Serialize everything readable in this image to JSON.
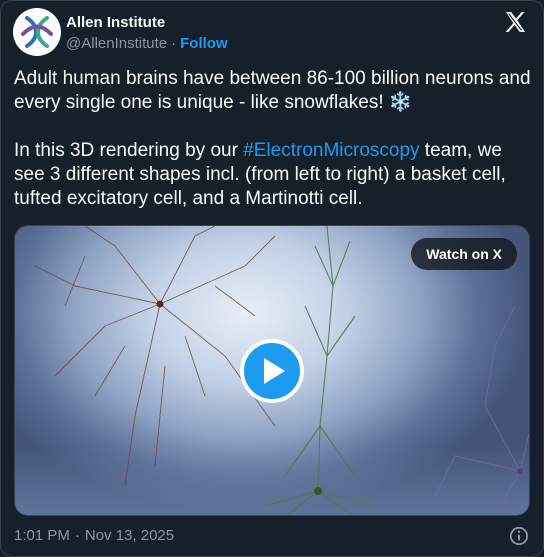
{
  "author": {
    "name": "Allen Institute",
    "handle": "@AllenInstitute",
    "separator": "·",
    "follow_label": "Follow"
  },
  "tweet": {
    "line1": "Adult human brains have between 86-100 billion neurons and every single one is unique - like snowflakes! ❄️",
    "line2_before": "In this 3D rendering by our ",
    "hashtag": "#ElectronMicroscopy",
    "line2_after": " team, we see 3 different shapes incl. (from left to right) a basket cell, tufted excitatory cell, and a Martinotti cell."
  },
  "media": {
    "watch_label": "Watch on X"
  },
  "footer": {
    "time": "1:01 PM",
    "separator": "·",
    "date": "Nov 13, 2025"
  },
  "icons": {
    "brand": "x-logo-icon",
    "play": "play-icon",
    "info": "info-icon"
  },
  "colors": {
    "background": "#15202b",
    "accent": "#1d9bf0",
    "text": "#f7f9f9",
    "muted": "#8b98a5"
  }
}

**Aim:** Gather each line of the listing that holds the string "this".

**Exercise response:**
Serialize everything readable in this image to JSON.
    "line2_before": "In this 3D rendering by our ",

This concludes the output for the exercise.